[Begin INFORMATION GIVEN]

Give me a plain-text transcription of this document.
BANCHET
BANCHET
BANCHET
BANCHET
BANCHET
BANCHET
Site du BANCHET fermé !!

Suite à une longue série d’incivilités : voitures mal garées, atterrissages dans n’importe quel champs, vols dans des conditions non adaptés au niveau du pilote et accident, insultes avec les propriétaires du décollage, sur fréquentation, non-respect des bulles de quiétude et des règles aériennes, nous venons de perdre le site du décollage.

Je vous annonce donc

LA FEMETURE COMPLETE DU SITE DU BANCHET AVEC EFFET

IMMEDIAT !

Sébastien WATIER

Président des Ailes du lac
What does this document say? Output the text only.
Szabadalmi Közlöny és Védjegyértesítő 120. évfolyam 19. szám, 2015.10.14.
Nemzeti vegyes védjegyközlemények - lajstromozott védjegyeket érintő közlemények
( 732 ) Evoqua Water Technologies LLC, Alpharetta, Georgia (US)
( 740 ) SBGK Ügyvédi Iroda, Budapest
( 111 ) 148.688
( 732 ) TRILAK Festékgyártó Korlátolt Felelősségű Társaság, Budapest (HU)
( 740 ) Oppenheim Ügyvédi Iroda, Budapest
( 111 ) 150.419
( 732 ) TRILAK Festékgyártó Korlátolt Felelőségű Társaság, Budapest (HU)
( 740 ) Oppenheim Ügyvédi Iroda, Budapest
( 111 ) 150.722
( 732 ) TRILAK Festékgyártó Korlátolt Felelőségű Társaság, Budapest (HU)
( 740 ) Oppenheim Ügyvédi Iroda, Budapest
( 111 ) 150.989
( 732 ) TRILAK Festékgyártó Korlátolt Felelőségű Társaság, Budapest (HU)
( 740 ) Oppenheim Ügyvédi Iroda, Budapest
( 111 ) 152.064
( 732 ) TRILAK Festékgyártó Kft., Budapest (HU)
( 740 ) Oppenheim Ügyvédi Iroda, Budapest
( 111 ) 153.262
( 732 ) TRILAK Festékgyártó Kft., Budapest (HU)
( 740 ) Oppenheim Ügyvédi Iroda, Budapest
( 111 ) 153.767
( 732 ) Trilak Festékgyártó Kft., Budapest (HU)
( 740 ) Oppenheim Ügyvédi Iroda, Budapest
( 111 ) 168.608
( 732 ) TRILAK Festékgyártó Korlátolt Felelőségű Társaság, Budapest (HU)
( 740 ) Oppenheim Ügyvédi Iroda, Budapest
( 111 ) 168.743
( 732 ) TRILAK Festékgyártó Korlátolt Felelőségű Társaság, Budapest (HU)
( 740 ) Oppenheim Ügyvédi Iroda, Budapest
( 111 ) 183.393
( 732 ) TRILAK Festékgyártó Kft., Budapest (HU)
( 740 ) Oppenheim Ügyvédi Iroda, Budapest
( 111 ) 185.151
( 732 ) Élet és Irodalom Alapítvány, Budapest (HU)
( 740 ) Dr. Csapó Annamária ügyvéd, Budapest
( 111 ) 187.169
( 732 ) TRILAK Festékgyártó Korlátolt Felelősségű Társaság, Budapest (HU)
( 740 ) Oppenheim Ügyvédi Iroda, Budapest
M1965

[End INFORMATION GIVEN]

TASK BRIEF
Each line of the material above needs to be quoted exactly, please.

EXERCISE RESPONSE
Give me a plain-text transcription of this document.
BANCHET
BANCHET
BANCHET
BANCHET
BANCHET
BANCHET
Site du BANCHET fermé !!

Suite à une longue série d’incivilités : voitures mal garées, atterrissages dans n’importe quel champs, vols dans des conditions non adaptés au niveau du pilote et accident, insultes avec les propriétaires du décollage, sur fréquentation, non-respect des bulles de quiétude et des règles aériennes, nous venons de perdre le site du décollage.

Je vous annonce donc

LA FEMETURE COMPLETE DU SITE DU BANCHET AVEC EFFET

IMMEDIAT !

Sébastien WATIER

Président des Ailes du lac
What does this document say? Output the text only.
Szabadalmi Közlöny és Védjegyértesítő 120. évfolyam 19. szám, 2015.10.14.
Nemzeti vegyes védjegyközlemények - lajstromozott védjegyeket érintő közlemények
( 732 ) Evoqua Water Technologies LLC, Alpharetta, Georgia (US)
( 740 ) SBGK Ügyvédi Iroda, Budapest
( 111 ) 148.688
( 732 ) TRILAK Festékgyártó Korlátolt Felelősségű Társaság, Budapest (HU)
( 740 ) Oppenheim Ügyvédi Iroda, Budapest
( 111 ) 150.419
( 732 ) TRILAK Festékgyártó Korlátolt Felelőségű Társaság, Budapest (HU)
( 740 ) Oppenheim Ügyvédi Iroda, Budapest
( 111 ) 150.722
( 732 ) TRILAK Festékgyártó Korlátolt Felelőségű Társaság, Budapest (HU)
( 740 ) Oppenheim Ügyvédi Iroda, Budapest
( 111 ) 150.989
( 732 ) TRILAK Festékgyártó Korlátolt Felelőségű Társaság, Budapest (HU)
( 740 ) Oppenheim Ügyvédi Iroda, Budapest
( 111 ) 152.064
( 732 ) TRILAK Festékgyártó Kft., Budapest (HU)
( 740 ) Oppenheim Ügyvédi Iroda, Budapest
( 111 ) 153.262
( 732 ) TRILAK Festékgyártó Kft., Budapest (HU)
( 740 ) Oppenheim Ügyvédi Iroda, Budapest
( 111 ) 153.767
( 732 ) Trilak Festékgyártó Kft., Budapest (HU)
( 740 ) Oppenheim Ügyvédi Iroda, Budapest
( 111 ) 168.608
( 732 ) TRILAK Festékgyártó Korlátolt Felelőségű Társaság, Budapest (HU)
( 740 ) Oppenheim Ügyvédi Iroda, Budapest
( 111 ) 168.743
( 732 ) TRILAK Festékgyártó Korlátolt Felelőségű Társaság, Budapest (HU)
( 740 ) Oppenheim Ügyvédi Iroda, Budapest
( 111 ) 183.393
( 732 ) TRILAK Festékgyártó Kft., Budapest (HU)
( 740 ) Oppenheim Ügyvédi Iroda, Budapest
( 111 ) 185.151
( 732 ) Élet és Irodalom Alapítvány, Budapest (HU)
( 740 ) Dr. Csapó Annamária ügyvéd, Budapest
( 111 ) 187.169
( 732 ) TRILAK Festékgyártó Korlátolt Felelősségű Társaság, Budapest (HU)
( 740 ) Oppenheim Ügyvédi Iroda, Budapest
M1965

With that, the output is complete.